| Goal |
Quote the records that follow in full, leaving the pictures out.

| Record extracts |

^^^^

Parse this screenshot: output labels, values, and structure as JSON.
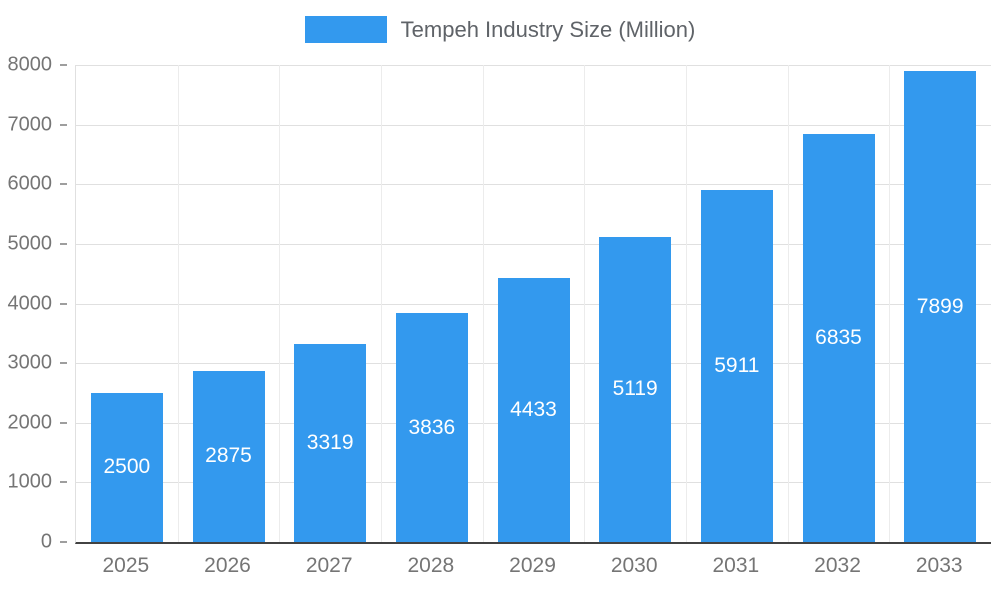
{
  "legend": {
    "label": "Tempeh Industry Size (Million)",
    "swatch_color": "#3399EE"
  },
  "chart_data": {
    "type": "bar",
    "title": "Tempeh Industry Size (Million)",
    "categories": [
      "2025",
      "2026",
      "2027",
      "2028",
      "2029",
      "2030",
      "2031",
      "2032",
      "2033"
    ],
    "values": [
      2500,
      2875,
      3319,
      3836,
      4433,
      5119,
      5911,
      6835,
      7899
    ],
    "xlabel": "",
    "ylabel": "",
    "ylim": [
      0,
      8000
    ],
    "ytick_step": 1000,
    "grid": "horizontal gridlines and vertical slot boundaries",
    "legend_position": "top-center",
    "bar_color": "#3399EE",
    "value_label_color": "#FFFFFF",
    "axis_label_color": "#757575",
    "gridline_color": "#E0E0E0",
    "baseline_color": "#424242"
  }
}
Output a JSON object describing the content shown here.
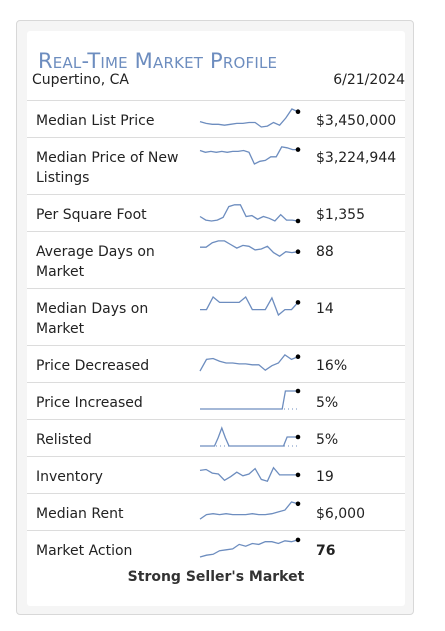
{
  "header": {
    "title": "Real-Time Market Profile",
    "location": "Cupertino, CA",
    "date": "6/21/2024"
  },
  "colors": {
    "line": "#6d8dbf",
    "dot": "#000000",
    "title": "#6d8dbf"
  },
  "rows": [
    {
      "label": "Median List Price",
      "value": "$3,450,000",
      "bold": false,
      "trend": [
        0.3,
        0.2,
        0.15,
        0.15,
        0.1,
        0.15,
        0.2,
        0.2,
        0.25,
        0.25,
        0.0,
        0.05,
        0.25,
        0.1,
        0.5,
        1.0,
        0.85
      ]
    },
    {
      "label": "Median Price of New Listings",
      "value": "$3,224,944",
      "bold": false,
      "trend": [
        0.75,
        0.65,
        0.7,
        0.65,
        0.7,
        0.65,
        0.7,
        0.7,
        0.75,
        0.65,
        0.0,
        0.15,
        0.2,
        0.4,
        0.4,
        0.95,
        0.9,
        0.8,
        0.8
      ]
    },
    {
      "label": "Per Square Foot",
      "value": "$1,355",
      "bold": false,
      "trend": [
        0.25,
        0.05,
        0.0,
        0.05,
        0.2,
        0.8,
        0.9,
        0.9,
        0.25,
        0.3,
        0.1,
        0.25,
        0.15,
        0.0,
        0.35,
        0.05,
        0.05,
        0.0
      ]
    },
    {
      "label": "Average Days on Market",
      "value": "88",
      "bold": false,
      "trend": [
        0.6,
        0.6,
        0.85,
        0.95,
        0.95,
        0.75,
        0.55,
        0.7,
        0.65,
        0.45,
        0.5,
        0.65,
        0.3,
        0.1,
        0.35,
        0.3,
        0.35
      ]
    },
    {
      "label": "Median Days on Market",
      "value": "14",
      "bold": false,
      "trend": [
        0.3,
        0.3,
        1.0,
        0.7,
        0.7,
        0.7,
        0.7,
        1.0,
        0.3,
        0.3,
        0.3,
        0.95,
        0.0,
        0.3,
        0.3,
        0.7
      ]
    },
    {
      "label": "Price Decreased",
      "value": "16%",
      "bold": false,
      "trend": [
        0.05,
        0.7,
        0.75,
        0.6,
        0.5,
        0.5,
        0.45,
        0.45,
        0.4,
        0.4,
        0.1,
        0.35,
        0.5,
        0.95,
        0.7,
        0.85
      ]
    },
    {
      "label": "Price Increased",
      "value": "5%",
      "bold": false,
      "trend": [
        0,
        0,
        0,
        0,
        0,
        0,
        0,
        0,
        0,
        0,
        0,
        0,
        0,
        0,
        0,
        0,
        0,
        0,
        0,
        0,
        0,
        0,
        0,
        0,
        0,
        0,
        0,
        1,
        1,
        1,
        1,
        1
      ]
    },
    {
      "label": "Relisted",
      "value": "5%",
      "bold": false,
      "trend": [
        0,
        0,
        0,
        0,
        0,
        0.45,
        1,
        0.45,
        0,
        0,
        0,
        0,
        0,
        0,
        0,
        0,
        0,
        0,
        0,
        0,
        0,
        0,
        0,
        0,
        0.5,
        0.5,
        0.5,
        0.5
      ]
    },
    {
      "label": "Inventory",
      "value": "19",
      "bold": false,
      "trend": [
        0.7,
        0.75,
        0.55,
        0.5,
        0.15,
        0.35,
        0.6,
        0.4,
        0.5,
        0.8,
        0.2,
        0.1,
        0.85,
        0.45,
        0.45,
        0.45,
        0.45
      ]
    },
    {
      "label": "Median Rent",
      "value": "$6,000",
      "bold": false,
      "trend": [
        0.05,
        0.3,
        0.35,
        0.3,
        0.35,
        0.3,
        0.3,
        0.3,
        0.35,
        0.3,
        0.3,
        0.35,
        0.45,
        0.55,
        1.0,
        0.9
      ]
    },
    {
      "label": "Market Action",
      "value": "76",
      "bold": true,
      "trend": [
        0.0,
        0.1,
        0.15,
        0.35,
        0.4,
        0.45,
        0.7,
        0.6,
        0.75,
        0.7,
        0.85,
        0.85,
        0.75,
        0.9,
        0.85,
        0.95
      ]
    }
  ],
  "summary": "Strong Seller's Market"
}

^^^^

| Exercise output |
Parse this screenshot: output labels, values, and structure as JSON.
{
  "legend": {
    "label": "Tempeh Industry Size (Million)",
    "swatch_color": "#3399EE"
  },
  "chart_data": {
    "type": "bar",
    "title": "Tempeh Industry Size (Million)",
    "categories": [
      "2025",
      "2026",
      "2027",
      "2028",
      "2029",
      "2030",
      "2031",
      "2032",
      "2033"
    ],
    "values": [
      2500,
      2875,
      3319,
      3836,
      4433,
      5119,
      5911,
      6835,
      7899
    ],
    "xlabel": "",
    "ylabel": "",
    "ylim": [
      0,
      8000
    ],
    "ytick_step": 1000,
    "grid": "horizontal gridlines and vertical slot boundaries",
    "legend_position": "top-center",
    "bar_color": "#3399EE",
    "value_label_color": "#FFFFFF",
    "axis_label_color": "#757575",
    "gridline_color": "#E0E0E0",
    "baseline_color": "#424242"
  }
}
Output a JSON object describing the content shown here.
{
  "header": {
    "title": "Real-Time Market Profile",
    "location": "Cupertino, CA",
    "date": "6/21/2024"
  },
  "colors": {
    "line": "#6d8dbf",
    "dot": "#000000",
    "title": "#6d8dbf"
  },
  "rows": [
    {
      "label": "Median List Price",
      "value": "$3,450,000",
      "bold": false,
      "trend": [
        0.3,
        0.2,
        0.15,
        0.15,
        0.1,
        0.15,
        0.2,
        0.2,
        0.25,
        0.25,
        0.0,
        0.05,
        0.25,
        0.1,
        0.5,
        1.0,
        0.85
      ]
    },
    {
      "label": "Median Price of New Listings",
      "value": "$3,224,944",
      "bold": false,
      "trend": [
        0.75,
        0.65,
        0.7,
        0.65,
        0.7,
        0.65,
        0.7,
        0.7,
        0.75,
        0.65,
        0.0,
        0.15,
        0.2,
        0.4,
        0.4,
        0.95,
        0.9,
        0.8,
        0.8
      ]
    },
    {
      "label": "Per Square Foot",
      "value": "$1,355",
      "bold": false,
      "trend": [
        0.25,
        0.05,
        0.0,
        0.05,
        0.2,
        0.8,
        0.9,
        0.9,
        0.25,
        0.3,
        0.1,
        0.25,
        0.15,
        0.0,
        0.35,
        0.05,
        0.05,
        0.0
      ]
    },
    {
      "label": "Average Days on Market",
      "value": "88",
      "bold": false,
      "trend": [
        0.6,
        0.6,
        0.85,
        0.95,
        0.95,
        0.75,
        0.55,
        0.7,
        0.65,
        0.45,
        0.5,
        0.65,
        0.3,
        0.1,
        0.35,
        0.3,
        0.35
      ]
    },
    {
      "label": "Median Days on Market",
      "value": "14",
      "bold": false,
      "trend": [
        0.3,
        0.3,
        1.0,
        0.7,
        0.7,
        0.7,
        0.7,
        1.0,
        0.3,
        0.3,
        0.3,
        0.95,
        0.0,
        0.3,
        0.3,
        0.7
      ]
    },
    {
      "label": "Price Decreased",
      "value": "16%",
      "bold": false,
      "trend": [
        0.05,
        0.7,
        0.75,
        0.6,
        0.5,
        0.5,
        0.45,
        0.45,
        0.4,
        0.4,
        0.1,
        0.35,
        0.5,
        0.95,
        0.7,
        0.85
      ]
    },
    {
      "label": "Price Increased",
      "value": "5%",
      "bold": false,
      "trend": [
        0,
        0,
        0,
        0,
        0,
        0,
        0,
        0,
        0,
        0,
        0,
        0,
        0,
        0,
        0,
        0,
        0,
        0,
        0,
        0,
        0,
        0,
        0,
        0,
        0,
        0,
        0,
        1,
        1,
        1,
        1,
        1
      ]
    },
    {
      "label": "Relisted",
      "value": "5%",
      "bold": false,
      "trend": [
        0,
        0,
        0,
        0,
        0,
        0.45,
        1,
        0.45,
        0,
        0,
        0,
        0,
        0,
        0,
        0,
        0,
        0,
        0,
        0,
        0,
        0,
        0,
        0,
        0,
        0.5,
        0.5,
        0.5,
        0.5
      ]
    },
    {
      "label": "Inventory",
      "value": "19",
      "bold": false,
      "trend": [
        0.7,
        0.75,
        0.55,
        0.5,
        0.15,
        0.35,
        0.6,
        0.4,
        0.5,
        0.8,
        0.2,
        0.1,
        0.85,
        0.45,
        0.45,
        0.45,
        0.45
      ]
    },
    {
      "label": "Median Rent",
      "value": "$6,000",
      "bold": false,
      "trend": [
        0.05,
        0.3,
        0.35,
        0.3,
        0.35,
        0.3,
        0.3,
        0.3,
        0.35,
        0.3,
        0.3,
        0.35,
        0.45,
        0.55,
        1.0,
        0.9
      ]
    },
    {
      "label": "Market Action",
      "value": "76",
      "bold": true,
      "trend": [
        0.0,
        0.1,
        0.15,
        0.35,
        0.4,
        0.45,
        0.7,
        0.6,
        0.75,
        0.7,
        0.85,
        0.85,
        0.75,
        0.9,
        0.85,
        0.95
      ]
    }
  ],
  "summary": "Strong Seller's Market"
}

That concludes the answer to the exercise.